Your objective:
All entries must be extracted exactly, with nothing added or dropped.

Material provided:
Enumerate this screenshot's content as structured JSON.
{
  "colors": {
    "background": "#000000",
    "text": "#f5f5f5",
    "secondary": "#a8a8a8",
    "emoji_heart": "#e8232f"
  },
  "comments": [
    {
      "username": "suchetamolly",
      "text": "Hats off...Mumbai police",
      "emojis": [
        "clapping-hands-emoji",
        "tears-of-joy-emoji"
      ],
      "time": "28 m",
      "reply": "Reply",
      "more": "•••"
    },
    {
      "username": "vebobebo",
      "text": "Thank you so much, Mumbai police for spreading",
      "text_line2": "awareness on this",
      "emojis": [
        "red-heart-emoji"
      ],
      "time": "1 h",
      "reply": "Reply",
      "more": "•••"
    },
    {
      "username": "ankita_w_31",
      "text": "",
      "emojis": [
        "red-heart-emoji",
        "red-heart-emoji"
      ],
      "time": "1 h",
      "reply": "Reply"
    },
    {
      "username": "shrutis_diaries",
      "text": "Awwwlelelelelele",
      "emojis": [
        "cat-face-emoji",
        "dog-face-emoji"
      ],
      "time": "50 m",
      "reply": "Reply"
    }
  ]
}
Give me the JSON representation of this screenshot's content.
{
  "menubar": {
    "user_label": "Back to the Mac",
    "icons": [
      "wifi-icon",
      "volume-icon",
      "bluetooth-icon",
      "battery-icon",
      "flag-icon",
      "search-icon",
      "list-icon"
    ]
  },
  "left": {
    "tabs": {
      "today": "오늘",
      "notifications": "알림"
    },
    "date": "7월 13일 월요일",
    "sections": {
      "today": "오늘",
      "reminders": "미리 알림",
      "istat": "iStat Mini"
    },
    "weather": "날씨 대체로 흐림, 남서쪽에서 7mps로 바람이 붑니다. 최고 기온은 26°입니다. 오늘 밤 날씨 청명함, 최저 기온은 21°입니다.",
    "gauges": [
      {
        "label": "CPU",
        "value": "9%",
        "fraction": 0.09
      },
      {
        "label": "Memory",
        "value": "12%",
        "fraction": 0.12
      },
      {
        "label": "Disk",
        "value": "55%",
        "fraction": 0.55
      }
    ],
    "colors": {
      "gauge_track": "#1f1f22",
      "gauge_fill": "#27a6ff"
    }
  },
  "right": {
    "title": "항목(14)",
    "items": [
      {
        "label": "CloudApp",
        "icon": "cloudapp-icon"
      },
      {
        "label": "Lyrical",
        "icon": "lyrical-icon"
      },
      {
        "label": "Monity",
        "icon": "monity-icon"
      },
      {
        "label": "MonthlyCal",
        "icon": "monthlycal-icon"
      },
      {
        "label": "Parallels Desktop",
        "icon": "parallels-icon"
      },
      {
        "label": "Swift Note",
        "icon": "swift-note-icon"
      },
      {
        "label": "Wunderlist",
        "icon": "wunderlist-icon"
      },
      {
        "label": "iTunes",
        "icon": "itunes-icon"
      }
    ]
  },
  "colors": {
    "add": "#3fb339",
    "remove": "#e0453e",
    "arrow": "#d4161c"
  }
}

Solution to this exercise:
Enumerate this screenshot's content as structured JSON.
{
  "colors": {
    "background": "#000000",
    "text": "#f5f5f5",
    "secondary": "#a8a8a8",
    "emoji_heart": "#e8232f"
  },
  "comments": [
    {
      "username": "suchetamolly",
      "text": "Hats off...Mumbai police",
      "emojis": [
        "clapping-hands-emoji",
        "tears-of-joy-emoji"
      ],
      "time": "28 m",
      "reply": "Reply",
      "more": "•••"
    },
    {
      "username": "vebobebo",
      "text": "Thank you so much, Mumbai police for spreading",
      "text_line2": "awareness on this",
      "emojis": [
        "red-heart-emoji"
      ],
      "time": "1 h",
      "reply": "Reply",
      "more": "•••"
    },
    {
      "username": "ankita_w_31",
      "text": "",
      "emojis": [
        "red-heart-emoji",
        "red-heart-emoji"
      ],
      "time": "1 h",
      "reply": "Reply"
    },
    {
      "username": "shrutis_diaries",
      "text": "Awwwlelelelelele",
      "emojis": [
        "cat-face-emoji",
        "dog-face-emoji"
      ],
      "time": "50 m",
      "reply": "Reply"
    }
  ]
}
Give me the JSON representation of this screenshot's content.
{
  "menubar": {
    "user_label": "Back to the Mac",
    "icons": [
      "wifi-icon",
      "volume-icon",
      "bluetooth-icon",
      "battery-icon",
      "flag-icon",
      "search-icon",
      "list-icon"
    ]
  },
  "left": {
    "tabs": {
      "today": "오늘",
      "notifications": "알림"
    },
    "date": "7월 13일 월요일",
    "sections": {
      "today": "오늘",
      "reminders": "미리 알림",
      "istat": "iStat Mini"
    },
    "weather": "날씨 대체로 흐림, 남서쪽에서 7mps로 바람이 붑니다. 최고 기온은 26°입니다. 오늘 밤 날씨 청명함, 최저 기온은 21°입니다.",
    "gauges": [
      {
        "label": "CPU",
        "value": "9%",
        "fraction": 0.09
      },
      {
        "label": "Memory",
        "value": "12%",
        "fraction": 0.12
      },
      {
        "label": "Disk",
        "value": "55%",
        "fraction": 0.55
      }
    ],
    "colors": {
      "gauge_track": "#1f1f22",
      "gauge_fill": "#27a6ff"
    }
  },
  "right": {
    "title": "항목(14)",
    "items": [
      {
        "label": "CloudApp",
        "icon": "cloudapp-icon"
      },
      {
        "label": "Lyrical",
        "icon": "lyrical-icon"
      },
      {
        "label": "Monity",
        "icon": "monity-icon"
      },
      {
        "label": "MonthlyCal",
        "icon": "monthlycal-icon"
      },
      {
        "label": "Parallels Desktop",
        "icon": "parallels-icon"
      },
      {
        "label": "Swift Note",
        "icon": "swift-note-icon"
      },
      {
        "label": "Wunderlist",
        "icon": "wunderlist-icon"
      },
      {
        "label": "iTunes",
        "icon": "itunes-icon"
      }
    ]
  },
  "colors": {
    "add": "#3fb339",
    "remove": "#e0453e",
    "arrow": "#d4161c"
  }
}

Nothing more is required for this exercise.